**Excerpted records**

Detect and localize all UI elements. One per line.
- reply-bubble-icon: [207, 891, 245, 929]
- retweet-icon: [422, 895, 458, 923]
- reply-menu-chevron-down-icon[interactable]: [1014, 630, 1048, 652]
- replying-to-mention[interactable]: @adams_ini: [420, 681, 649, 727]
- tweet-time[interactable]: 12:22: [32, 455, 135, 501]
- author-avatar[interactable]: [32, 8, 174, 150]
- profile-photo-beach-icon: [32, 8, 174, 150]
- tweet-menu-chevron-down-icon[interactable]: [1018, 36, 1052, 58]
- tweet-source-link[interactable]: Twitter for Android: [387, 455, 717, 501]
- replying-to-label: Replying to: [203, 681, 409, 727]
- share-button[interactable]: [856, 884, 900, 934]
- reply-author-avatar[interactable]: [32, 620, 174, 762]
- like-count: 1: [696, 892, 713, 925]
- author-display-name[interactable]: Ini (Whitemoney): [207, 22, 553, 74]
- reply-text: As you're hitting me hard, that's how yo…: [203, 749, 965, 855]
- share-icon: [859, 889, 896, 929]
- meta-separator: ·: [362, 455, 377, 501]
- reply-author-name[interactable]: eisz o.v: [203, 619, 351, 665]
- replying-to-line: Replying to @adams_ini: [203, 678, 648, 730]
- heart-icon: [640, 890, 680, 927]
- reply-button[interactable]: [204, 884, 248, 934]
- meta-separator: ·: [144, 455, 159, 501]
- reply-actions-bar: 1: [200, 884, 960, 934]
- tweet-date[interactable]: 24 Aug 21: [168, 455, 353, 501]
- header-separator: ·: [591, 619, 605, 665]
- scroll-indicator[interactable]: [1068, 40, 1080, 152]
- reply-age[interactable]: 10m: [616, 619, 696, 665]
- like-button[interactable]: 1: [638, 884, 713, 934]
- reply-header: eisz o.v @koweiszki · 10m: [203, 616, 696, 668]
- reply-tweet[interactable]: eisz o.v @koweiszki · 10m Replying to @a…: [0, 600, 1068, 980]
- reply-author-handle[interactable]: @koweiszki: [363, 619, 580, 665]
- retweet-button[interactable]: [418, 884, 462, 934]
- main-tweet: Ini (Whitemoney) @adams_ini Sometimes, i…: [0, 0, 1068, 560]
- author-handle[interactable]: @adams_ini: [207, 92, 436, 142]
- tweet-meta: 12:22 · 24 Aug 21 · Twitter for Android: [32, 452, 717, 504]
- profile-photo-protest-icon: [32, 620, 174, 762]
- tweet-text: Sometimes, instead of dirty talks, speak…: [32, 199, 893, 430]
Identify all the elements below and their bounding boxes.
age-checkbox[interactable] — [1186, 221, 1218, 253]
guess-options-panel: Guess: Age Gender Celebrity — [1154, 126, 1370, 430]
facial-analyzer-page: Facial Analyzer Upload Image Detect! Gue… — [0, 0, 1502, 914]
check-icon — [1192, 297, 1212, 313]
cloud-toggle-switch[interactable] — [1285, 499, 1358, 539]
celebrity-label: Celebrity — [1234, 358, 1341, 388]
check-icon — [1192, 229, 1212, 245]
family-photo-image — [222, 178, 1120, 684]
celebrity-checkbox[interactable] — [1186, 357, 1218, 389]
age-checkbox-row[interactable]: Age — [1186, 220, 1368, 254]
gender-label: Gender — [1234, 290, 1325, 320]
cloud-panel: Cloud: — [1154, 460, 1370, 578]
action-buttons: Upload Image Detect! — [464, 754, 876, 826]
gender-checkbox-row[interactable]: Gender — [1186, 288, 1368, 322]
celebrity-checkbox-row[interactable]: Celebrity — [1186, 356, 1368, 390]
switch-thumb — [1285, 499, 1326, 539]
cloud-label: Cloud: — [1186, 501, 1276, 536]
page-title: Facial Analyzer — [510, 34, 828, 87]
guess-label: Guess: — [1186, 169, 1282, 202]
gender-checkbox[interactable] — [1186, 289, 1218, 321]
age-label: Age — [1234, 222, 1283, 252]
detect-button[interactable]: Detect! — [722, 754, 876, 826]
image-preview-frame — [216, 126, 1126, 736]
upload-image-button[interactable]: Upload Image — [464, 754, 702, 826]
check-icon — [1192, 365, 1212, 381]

**Problem**
Swap each occurrence of "interactable" in the records for "clickable" and reproduce every line with nothing else altered.

**Problem solution**
Detect and localize all UI elements. One per line.
- reply-bubble-icon: [207, 891, 245, 929]
- retweet-icon: [422, 895, 458, 923]
- reply-menu-chevron-down-icon[clickable]: [1014, 630, 1048, 652]
- replying-to-mention[clickable]: @adams_ini: [420, 681, 649, 727]
- tweet-time[clickable]: 12:22: [32, 455, 135, 501]
- author-avatar[clickable]: [32, 8, 174, 150]
- profile-photo-beach-icon: [32, 8, 174, 150]
- tweet-menu-chevron-down-icon[clickable]: [1018, 36, 1052, 58]
- tweet-source-link[clickable]: Twitter for Android: [387, 455, 717, 501]
- replying-to-label: Replying to: [203, 681, 409, 727]
- share-button[clickable]: [856, 884, 900, 934]
- reply-author-avatar[clickable]: [32, 620, 174, 762]
- like-count: 1: [696, 892, 713, 925]
- author-display-name[clickable]: Ini (Whitemoney): [207, 22, 553, 74]
- reply-text: As you're hitting me hard, that's how yo…: [203, 749, 965, 855]
- share-icon: [859, 889, 896, 929]
- meta-separator: ·: [362, 455, 377, 501]
- reply-author-name[clickable]: eisz o.v: [203, 619, 351, 665]
- replying-to-line: Replying to @adams_ini: [203, 678, 648, 730]
- heart-icon: [640, 890, 680, 927]
- reply-button[clickable]: [204, 884, 248, 934]
- meta-separator: ·: [144, 455, 159, 501]
- reply-actions-bar: 1: [200, 884, 960, 934]
- tweet-date[clickable]: 24 Aug 21: [168, 455, 353, 501]
- header-separator: ·: [591, 619, 605, 665]
- scroll-indicator[clickable]: [1068, 40, 1080, 152]
- reply-age[clickable]: 10m: [616, 619, 696, 665]
- like-button[clickable]: 1: [638, 884, 713, 934]
- reply-header: eisz o.v @koweiszki · 10m: [203, 616, 696, 668]
- reply-tweet[clickable]: eisz o.v @koweiszki · 10m Replying to @a…: [0, 600, 1068, 980]
- reply-author-handle[clickable]: @koweiszki: [363, 619, 580, 665]
- retweet-button[clickable]: [418, 884, 462, 934]
- main-tweet: Ini (Whitemoney) @adams_ini Sometimes, i…: [0, 0, 1068, 560]
- author-handle[clickable]: @adams_ini: [207, 92, 436, 142]
- tweet-meta: 12:22 · 24 Aug 21 · Twitter for Android: [32, 452, 717, 504]
- profile-photo-protest-icon: [32, 620, 174, 762]
- tweet-text: Sometimes, instead of dirty talks, speak…: [32, 199, 893, 430]
Identify all the elements below and their bounding boxes.
age-checkbox[clickable] — [1186, 221, 1218, 253]
guess-options-panel: Guess: Age Gender Celebrity — [1154, 126, 1370, 430]
facial-analyzer-page: Facial Analyzer Upload Image Detect! Gue… — [0, 0, 1502, 914]
check-icon — [1192, 297, 1212, 313]
cloud-toggle-switch[clickable] — [1285, 499, 1358, 539]
celebrity-label: Celebrity — [1234, 358, 1341, 388]
check-icon — [1192, 229, 1212, 245]
family-photo-image — [222, 178, 1120, 684]
celebrity-checkbox[clickable] — [1186, 357, 1218, 389]
age-checkbox-row[clickable]: Age — [1186, 220, 1368, 254]
gender-label: Gender — [1234, 290, 1325, 320]
cloud-panel: Cloud: — [1154, 460, 1370, 578]
action-buttons: Upload Image Detect! — [464, 754, 876, 826]
gender-checkbox-row[clickable]: Gender — [1186, 288, 1368, 322]
celebrity-checkbox-row[clickable]: Celebrity — [1186, 356, 1368, 390]
switch-thumb — [1285, 499, 1326, 539]
cloud-label: Cloud: — [1186, 501, 1276, 536]
page-title: Facial Analyzer — [510, 34, 828, 87]
guess-label: Guess: — [1186, 169, 1282, 202]
gender-checkbox[clickable] — [1186, 289, 1218, 321]
age-label: Age — [1234, 222, 1283, 252]
detect-button[clickable]: Detect! — [722, 754, 876, 826]
image-preview-frame — [216, 126, 1126, 736]
upload-image-button[clickable]: Upload Image — [464, 754, 702, 826]
check-icon — [1192, 365, 1212, 381]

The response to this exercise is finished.